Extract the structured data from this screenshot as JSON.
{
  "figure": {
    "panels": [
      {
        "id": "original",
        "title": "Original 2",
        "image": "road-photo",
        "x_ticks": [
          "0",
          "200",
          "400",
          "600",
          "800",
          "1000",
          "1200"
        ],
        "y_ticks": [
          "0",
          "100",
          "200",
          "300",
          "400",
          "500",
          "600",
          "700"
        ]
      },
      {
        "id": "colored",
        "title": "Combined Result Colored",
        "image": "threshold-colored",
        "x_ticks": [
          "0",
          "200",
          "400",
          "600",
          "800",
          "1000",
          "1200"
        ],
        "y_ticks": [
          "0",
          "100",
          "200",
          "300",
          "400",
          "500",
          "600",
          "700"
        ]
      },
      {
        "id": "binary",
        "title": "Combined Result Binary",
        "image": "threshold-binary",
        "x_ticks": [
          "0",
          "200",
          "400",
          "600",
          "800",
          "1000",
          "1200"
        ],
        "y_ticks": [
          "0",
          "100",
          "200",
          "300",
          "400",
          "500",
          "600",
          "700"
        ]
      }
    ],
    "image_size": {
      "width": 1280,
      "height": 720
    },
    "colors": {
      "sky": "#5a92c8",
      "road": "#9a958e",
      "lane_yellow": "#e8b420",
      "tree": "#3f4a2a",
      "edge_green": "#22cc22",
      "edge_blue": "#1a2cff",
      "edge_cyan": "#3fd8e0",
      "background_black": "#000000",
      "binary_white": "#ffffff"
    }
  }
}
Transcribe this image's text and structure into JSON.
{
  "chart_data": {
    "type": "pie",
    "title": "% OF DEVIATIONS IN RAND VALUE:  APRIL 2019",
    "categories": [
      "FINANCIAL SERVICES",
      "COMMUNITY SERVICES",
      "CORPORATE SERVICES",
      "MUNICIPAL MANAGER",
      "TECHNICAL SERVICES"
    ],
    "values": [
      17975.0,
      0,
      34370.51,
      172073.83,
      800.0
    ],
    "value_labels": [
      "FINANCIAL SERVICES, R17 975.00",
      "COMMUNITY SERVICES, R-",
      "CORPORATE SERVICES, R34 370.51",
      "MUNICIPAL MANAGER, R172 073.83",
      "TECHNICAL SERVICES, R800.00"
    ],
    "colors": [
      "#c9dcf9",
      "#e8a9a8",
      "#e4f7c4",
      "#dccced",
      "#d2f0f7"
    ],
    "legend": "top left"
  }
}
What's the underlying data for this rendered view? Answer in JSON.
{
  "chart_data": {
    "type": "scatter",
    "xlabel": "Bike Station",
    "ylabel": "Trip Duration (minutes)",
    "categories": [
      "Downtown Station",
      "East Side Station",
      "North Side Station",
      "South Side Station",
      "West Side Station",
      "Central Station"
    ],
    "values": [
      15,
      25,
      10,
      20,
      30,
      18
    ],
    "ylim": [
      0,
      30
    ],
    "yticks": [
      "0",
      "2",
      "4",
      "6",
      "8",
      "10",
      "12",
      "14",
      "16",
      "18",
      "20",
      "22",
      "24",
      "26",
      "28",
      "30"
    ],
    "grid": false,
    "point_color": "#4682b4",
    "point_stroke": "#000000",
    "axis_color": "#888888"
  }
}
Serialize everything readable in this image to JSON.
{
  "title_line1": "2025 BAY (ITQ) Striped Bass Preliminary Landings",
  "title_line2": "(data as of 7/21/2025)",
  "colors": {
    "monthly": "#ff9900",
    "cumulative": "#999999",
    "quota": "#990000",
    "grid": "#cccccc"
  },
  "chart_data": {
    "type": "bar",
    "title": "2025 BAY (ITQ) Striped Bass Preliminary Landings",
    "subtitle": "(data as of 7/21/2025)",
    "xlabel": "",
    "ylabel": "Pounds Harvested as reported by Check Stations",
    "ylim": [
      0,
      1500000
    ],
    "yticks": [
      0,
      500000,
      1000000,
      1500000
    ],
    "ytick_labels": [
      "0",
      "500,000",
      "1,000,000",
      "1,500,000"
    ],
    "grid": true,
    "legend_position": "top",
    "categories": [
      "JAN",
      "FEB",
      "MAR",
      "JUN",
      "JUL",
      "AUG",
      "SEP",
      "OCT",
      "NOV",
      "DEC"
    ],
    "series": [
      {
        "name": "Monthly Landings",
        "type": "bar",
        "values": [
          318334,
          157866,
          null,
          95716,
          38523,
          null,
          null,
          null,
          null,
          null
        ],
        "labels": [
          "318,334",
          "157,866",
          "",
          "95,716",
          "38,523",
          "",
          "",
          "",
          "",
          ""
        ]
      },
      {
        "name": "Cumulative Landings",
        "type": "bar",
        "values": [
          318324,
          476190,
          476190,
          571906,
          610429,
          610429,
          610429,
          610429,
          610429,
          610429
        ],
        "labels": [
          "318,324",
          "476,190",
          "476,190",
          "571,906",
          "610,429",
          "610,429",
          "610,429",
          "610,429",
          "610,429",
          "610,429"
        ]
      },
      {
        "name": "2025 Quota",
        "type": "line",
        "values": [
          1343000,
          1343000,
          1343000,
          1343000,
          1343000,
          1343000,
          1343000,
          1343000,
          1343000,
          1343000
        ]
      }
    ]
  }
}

----

● **EXERCISE AIM**
All entries shown above should be printed again exactly.

● **EXERCISE RESPONSE**
Extract the structured data from this screenshot as JSON.
{
  "figure": {
    "panels": [
      {
        "id": "original",
        "title": "Original 2",
        "image": "road-photo",
        "x_ticks": [
          "0",
          "200",
          "400",
          "600",
          "800",
          "1000",
          "1200"
        ],
        "y_ticks": [
          "0",
          "100",
          "200",
          "300",
          "400",
          "500",
          "600",
          "700"
        ]
      },
      {
        "id": "colored",
        "title": "Combined Result Colored",
        "image": "threshold-colored",
        "x_ticks": [
          "0",
          "200",
          "400",
          "600",
          "800",
          "1000",
          "1200"
        ],
        "y_ticks": [
          "0",
          "100",
          "200",
          "300",
          "400",
          "500",
          "600",
          "700"
        ]
      },
      {
        "id": "binary",
        "title": "Combined Result Binary",
        "image": "threshold-binary",
        "x_ticks": [
          "0",
          "200",
          "400",
          "600",
          "800",
          "1000",
          "1200"
        ],
        "y_ticks": [
          "0",
          "100",
          "200",
          "300",
          "400",
          "500",
          "600",
          "700"
        ]
      }
    ],
    "image_size": {
      "width": 1280,
      "height": 720
    },
    "colors": {
      "sky": "#5a92c8",
      "road": "#9a958e",
      "lane_yellow": "#e8b420",
      "tree": "#3f4a2a",
      "edge_green": "#22cc22",
      "edge_blue": "#1a2cff",
      "edge_cyan": "#3fd8e0",
      "background_black": "#000000",
      "binary_white": "#ffffff"
    }
  }
}
Transcribe this image's text and structure into JSON.
{
  "chart_data": {
    "type": "pie",
    "title": "% OF DEVIATIONS IN RAND VALUE:  APRIL 2019",
    "categories": [
      "FINANCIAL SERVICES",
      "COMMUNITY SERVICES",
      "CORPORATE SERVICES",
      "MUNICIPAL MANAGER",
      "TECHNICAL SERVICES"
    ],
    "values": [
      17975.0,
      0,
      34370.51,
      172073.83,
      800.0
    ],
    "value_labels": [
      "FINANCIAL SERVICES, R17 975.00",
      "COMMUNITY SERVICES, R-",
      "CORPORATE SERVICES, R34 370.51",
      "MUNICIPAL MANAGER, R172 073.83",
      "TECHNICAL SERVICES, R800.00"
    ],
    "colors": [
      "#c9dcf9",
      "#e8a9a8",
      "#e4f7c4",
      "#dccced",
      "#d2f0f7"
    ],
    "legend": "top left"
  }
}
What's the underlying data for this rendered view? Answer in JSON.
{
  "chart_data": {
    "type": "scatter",
    "xlabel": "Bike Station",
    "ylabel": "Trip Duration (minutes)",
    "categories": [
      "Downtown Station",
      "East Side Station",
      "North Side Station",
      "South Side Station",
      "West Side Station",
      "Central Station"
    ],
    "values": [
      15,
      25,
      10,
      20,
      30,
      18
    ],
    "ylim": [
      0,
      30
    ],
    "yticks": [
      "0",
      "2",
      "4",
      "6",
      "8",
      "10",
      "12",
      "14",
      "16",
      "18",
      "20",
      "22",
      "24",
      "26",
      "28",
      "30"
    ],
    "grid": false,
    "point_color": "#4682b4",
    "point_stroke": "#000000",
    "axis_color": "#888888"
  }
}
Serialize everything readable in this image to JSON.
{
  "title_line1": "2025 BAY (ITQ) Striped Bass Preliminary Landings",
  "title_line2": "(data as of 7/21/2025)",
  "colors": {
    "monthly": "#ff9900",
    "cumulative": "#999999",
    "quota": "#990000",
    "grid": "#cccccc"
  },
  "chart_data": {
    "type": "bar",
    "title": "2025 BAY (ITQ) Striped Bass Preliminary Landings",
    "subtitle": "(data as of 7/21/2025)",
    "xlabel": "",
    "ylabel": "Pounds Harvested as reported by Check Stations",
    "ylim": [
      0,
      1500000
    ],
    "yticks": [
      0,
      500000,
      1000000,
      1500000
    ],
    "ytick_labels": [
      "0",
      "500,000",
      "1,000,000",
      "1,500,000"
    ],
    "grid": true,
    "legend_position": "top",
    "categories": [
      "JAN",
      "FEB",
      "MAR",
      "JUN",
      "JUL",
      "AUG",
      "SEP",
      "OCT",
      "NOV",
      "DEC"
    ],
    "series": [
      {
        "name": "Monthly Landings",
        "type": "bar",
        "values": [
          318334,
          157866,
          null,
          95716,
          38523,
          null,
          null,
          null,
          null,
          null
        ],
        "labels": [
          "318,334",
          "157,866",
          "",
          "95,716",
          "38,523",
          "",
          "",
          "",
          "",
          ""
        ]
      },
      {
        "name": "Cumulative Landings",
        "type": "bar",
        "values": [
          318324,
          476190,
          476190,
          571906,
          610429,
          610429,
          610429,
          610429,
          610429,
          610429
        ],
        "labels": [
          "318,324",
          "476,190",
          "476,190",
          "571,906",
          "610,429",
          "610,429",
          "610,429",
          "610,429",
          "610,429",
          "610,429"
        ]
      },
      {
        "name": "2025 Quota",
        "type": "line",
        "values": [
          1343000,
          1343000,
          1343000,
          1343000,
          1343000,
          1343000,
          1343000,
          1343000,
          1343000,
          1343000
        ]
      }
    ]
  }
}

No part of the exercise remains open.